- _DATA SHOWN_
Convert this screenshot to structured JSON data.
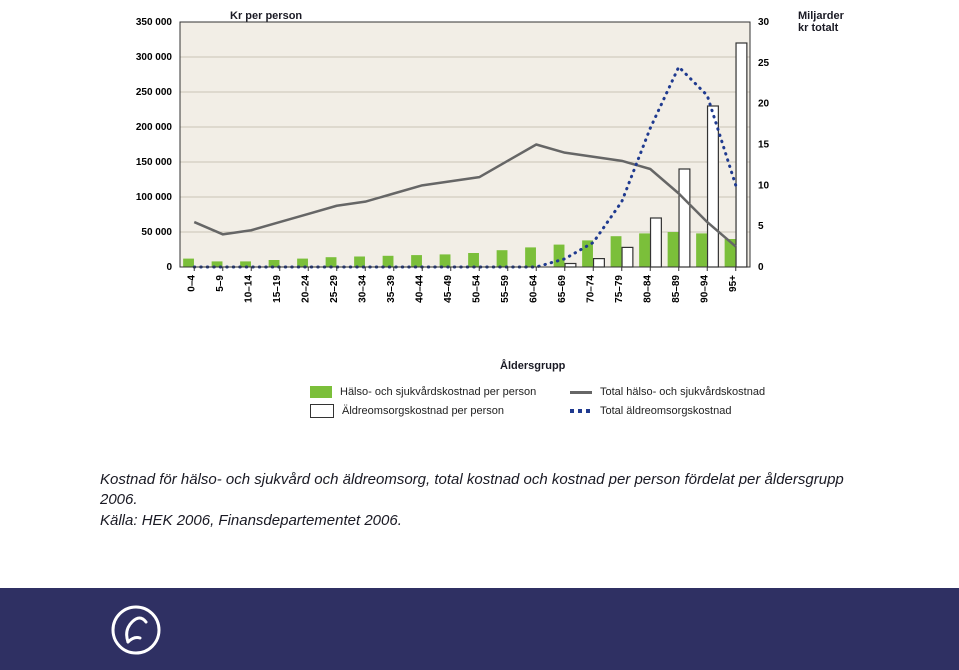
{
  "chart": {
    "type": "combo-bar-line-dual-axis",
    "background_color": "#f2eee6",
    "plot_border_color": "#333333",
    "grid_line_color": "#c9c4b6",
    "left_axis_label": "Kr per person",
    "right_axis_label": "Miljarder kr totalt",
    "x_axis_label": "Åldersgrupp",
    "categories": [
      "0–4",
      "5–9",
      "10–14",
      "15–19",
      "20–24",
      "25–29",
      "30–34",
      "35–39",
      "40–44",
      "45–49",
      "50–54",
      "55–59",
      "60–64",
      "65–69",
      "70–74",
      "75–79",
      "80–84",
      "85–89",
      "90–94",
      "95+"
    ],
    "left_y": {
      "min": 0,
      "max": 350000,
      "tick_step": 50000,
      "label_fontsize": 10,
      "label_weight": "bold"
    },
    "right_y": {
      "min": 0,
      "max": 30,
      "ticks": [
        0,
        5,
        10,
        15,
        20,
        25,
        30
      ],
      "label_fontsize": 10,
      "label_weight": "bold"
    },
    "series": {
      "health_cost_per_person_bars": {
        "type": "bar",
        "axis": "left",
        "color": "#7bbf3a",
        "bar_width": 0.38,
        "offset": -0.2,
        "values": [
          12000,
          8000,
          8000,
          10000,
          12000,
          14000,
          15000,
          16000,
          17000,
          18000,
          20000,
          24000,
          28000,
          32000,
          38000,
          44000,
          48000,
          50000,
          48000,
          40000
        ]
      },
      "eldercare_cost_per_person_bars": {
        "type": "bar",
        "axis": "left",
        "fill": "#ffffff",
        "stroke": "#333333",
        "bar_width": 0.38,
        "offset": 0.2,
        "values": [
          0,
          0,
          0,
          0,
          0,
          0,
          0,
          0,
          0,
          0,
          0,
          0,
          0,
          5000,
          12000,
          28000,
          70000,
          140000,
          230000,
          320000
        ]
      },
      "total_health_cost_line": {
        "type": "line",
        "axis": "right",
        "color": "#666666",
        "line_width": 2.5,
        "dash": "solid",
        "values": [
          5.5,
          4.0,
          4.5,
          5.5,
          6.5,
          7.5,
          8.0,
          9.0,
          10.0,
          10.5,
          11.0,
          13.0,
          15.0,
          14.0,
          13.5,
          13.0,
          12.0,
          9.0,
          5.5,
          2.5
        ]
      },
      "total_eldercare_cost_line": {
        "type": "line",
        "axis": "right",
        "color": "#1f3a8f",
        "line_width": 3,
        "dash": "dotted",
        "dot_size": 3,
        "values": [
          0,
          0,
          0,
          0,
          0,
          0,
          0,
          0,
          0,
          0,
          0,
          0,
          0,
          1.0,
          3.0,
          8.0,
          17.0,
          24.5,
          21.0,
          10.0
        ]
      }
    },
    "legend": {
      "items": [
        {
          "key": "health_cost_per_person_bars",
          "label": "Hälso- och sjukvårdskostnad per person"
        },
        {
          "key": "total_health_cost_line",
          "label": "Total hälso- och sjukvårdskostnad"
        },
        {
          "key": "eldercare_cost_per_person_bars",
          "label": "Äldreomsorgskostnad per person"
        },
        {
          "key": "total_eldercare_cost_line",
          "label": "Total äldreomsorgskostnad"
        }
      ],
      "fontsize": 11
    },
    "title_fontsize": 11,
    "x_tick_rotation": -90,
    "x_tick_fontsize": 10
  },
  "caption": {
    "line1": "Kostnad för hälso- och sjukvård och äldreomsorg, total kostnad och kostnad per person fördelat per åldersgrupp 2006.",
    "line2": "Källa: HEK 2006, Finansdepartementet 2006."
  },
  "footer": {
    "background_color": "#2f3063",
    "logo_stroke": "#ffffff"
  }
}
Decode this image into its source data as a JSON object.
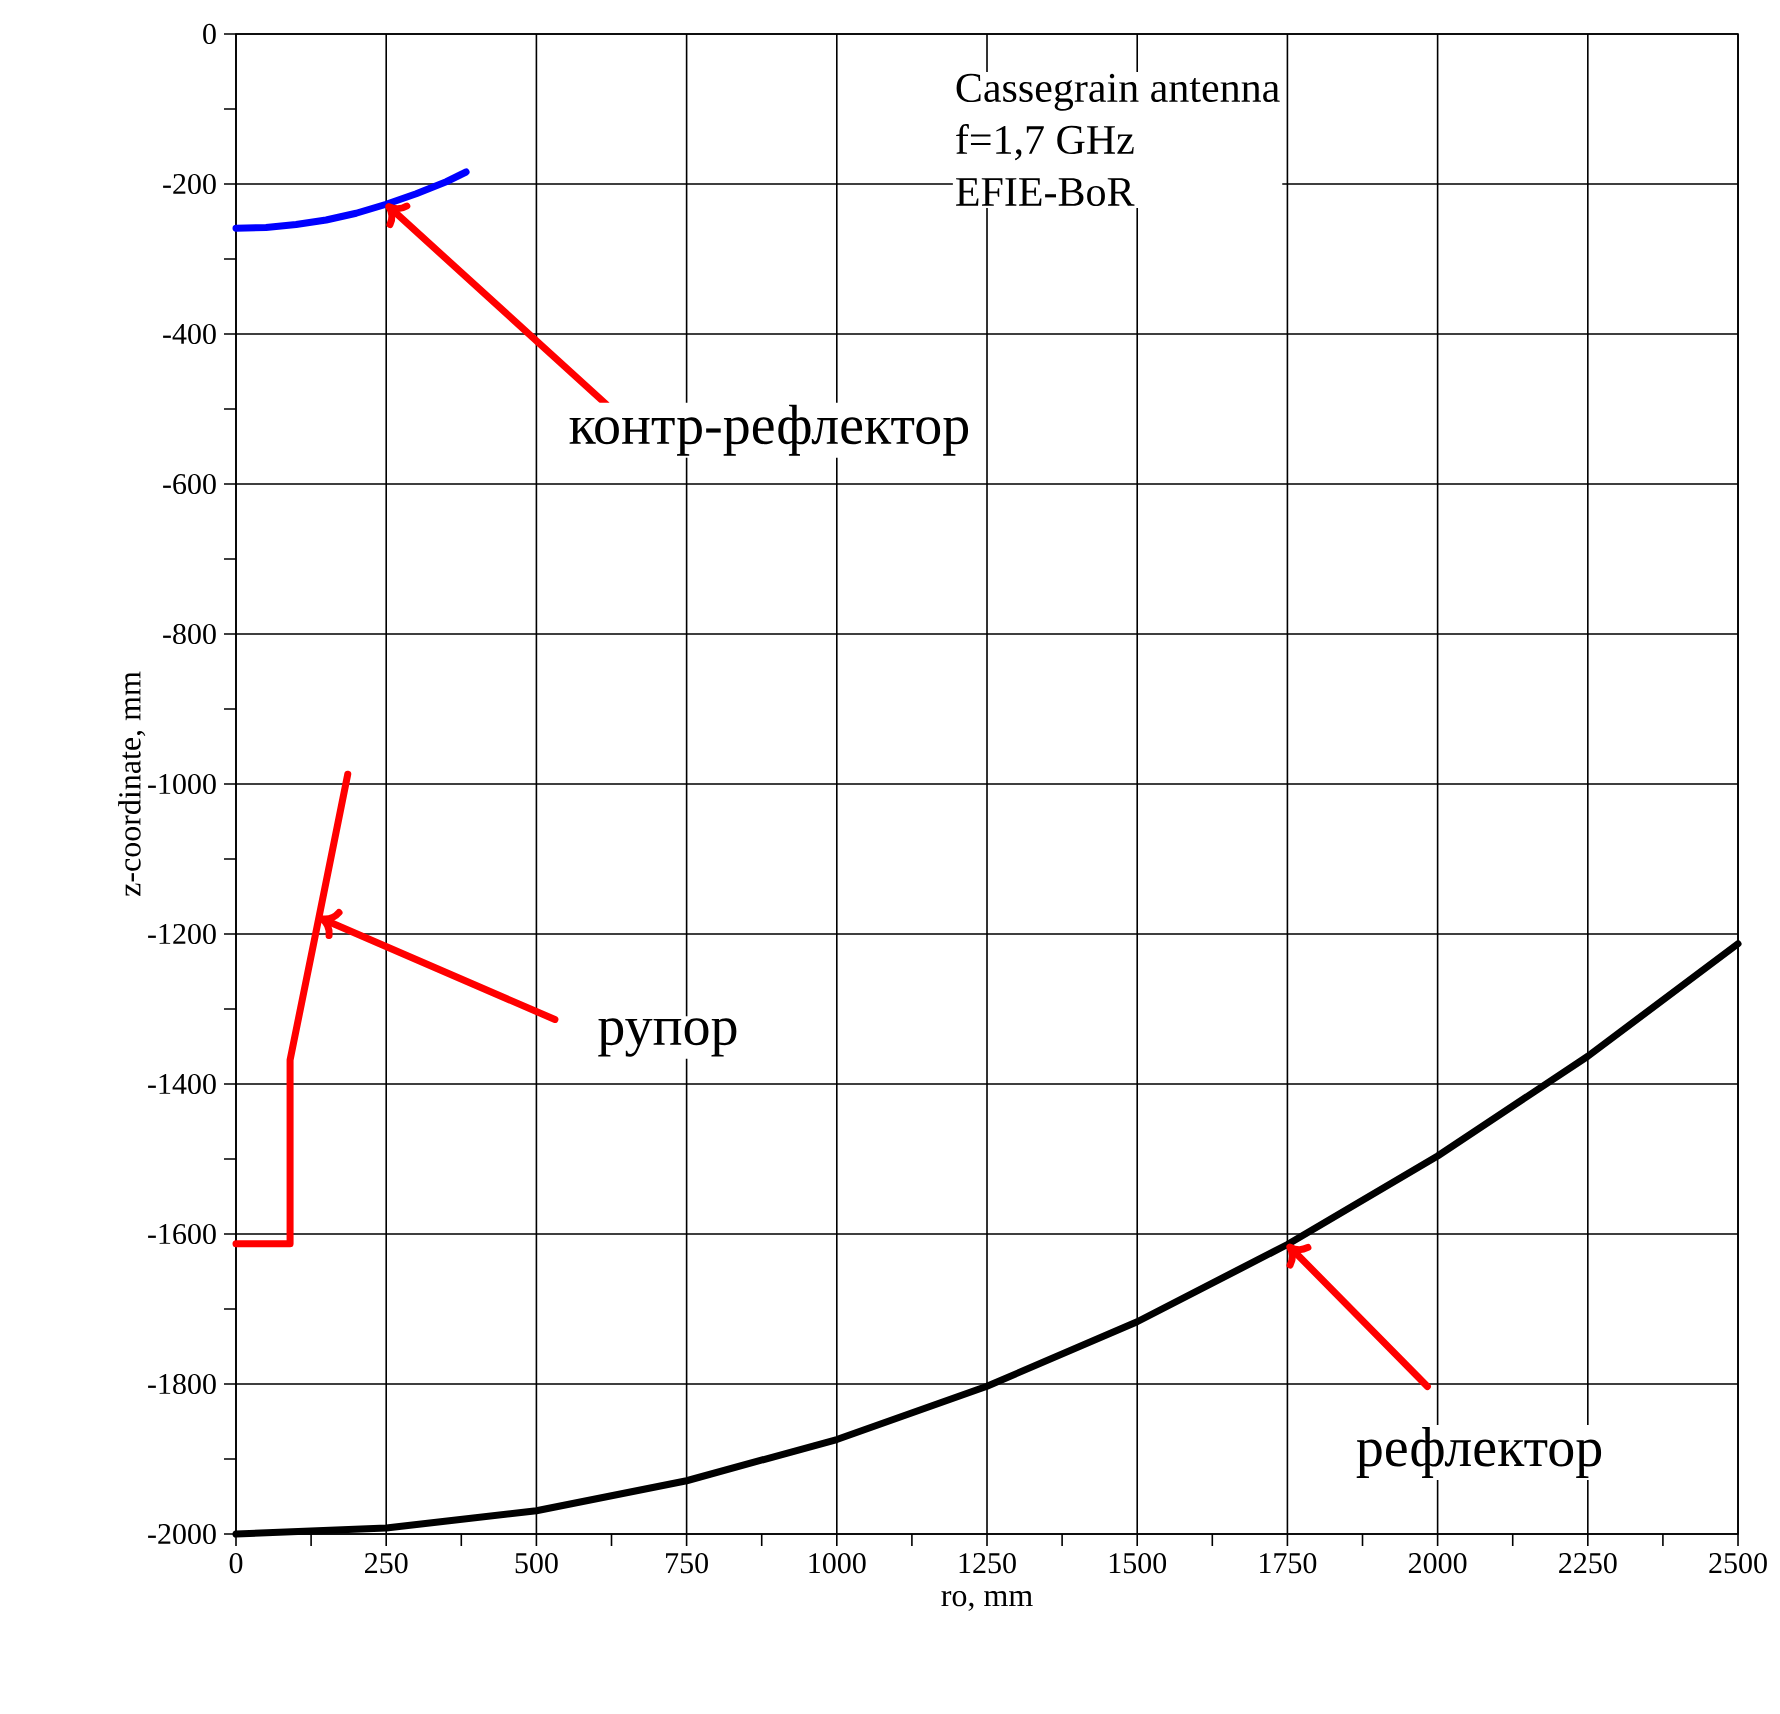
{
  "chart_data": {
    "type": "line",
    "xlabel": "ro, mm",
    "ylabel": "z-coordinate, mm",
    "xlim": [
      0,
      2500
    ],
    "xticks": [
      0,
      250,
      500,
      750,
      1000,
      1250,
      1500,
      1750,
      2000,
      2250,
      2500
    ],
    "ylim": [
      -2000,
      0
    ],
    "yticks": [
      -2000,
      -1800,
      -1600,
      -1400,
      -1200,
      -1000,
      -800,
      -600,
      -400,
      -200,
      0
    ],
    "grid": true,
    "marker": "none",
    "series": [
      {
        "color": "#0000ff",
        "x": [
          0,
          50,
          100,
          150,
          200,
          250,
          300,
          350,
          383
        ],
        "values": [
          -259,
          -258,
          -254,
          -248,
          -239,
          -227,
          -213,
          -197,
          -184
        ]
      },
      {
        "color": "#ff0000",
        "x": [
          0,
          90,
          90,
          138,
          186
        ],
        "values": [
          -1613,
          -1613,
          -1368,
          -1178,
          -987
        ]
      },
      {
        "color": "#000000",
        "x": [
          0,
          250,
          500,
          750,
          1000,
          1250,
          1500,
          1750,
          2000,
          2250,
          2500
        ],
        "values": [
          -2000,
          -1992,
          -1969,
          -1929,
          -1874,
          -1803,
          -1717,
          -1614,
          -1496,
          -1363,
          -1213
        ]
      }
    ],
    "annotations": [
      "Cassegrain antenna",
      "f=1,7 GHz",
      "EFIE-BoR",
      {
        "text": "контр-рефлектор",
        "x": 250,
        "y": -227
      },
      {
        "text": "рупор",
        "x": 138,
        "y": -1178
      },
      {
        "text": "рефлектор",
        "x": 1750,
        "y": -1614
      }
    ]
  }
}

- _PROBLEM REQUIREMENTS_
In the records above, locate each line with the word "рефлектор". Copy all such lines.

- _ANSWER_
        "text": "контр-рефлектор",
        "text": "рефлектор",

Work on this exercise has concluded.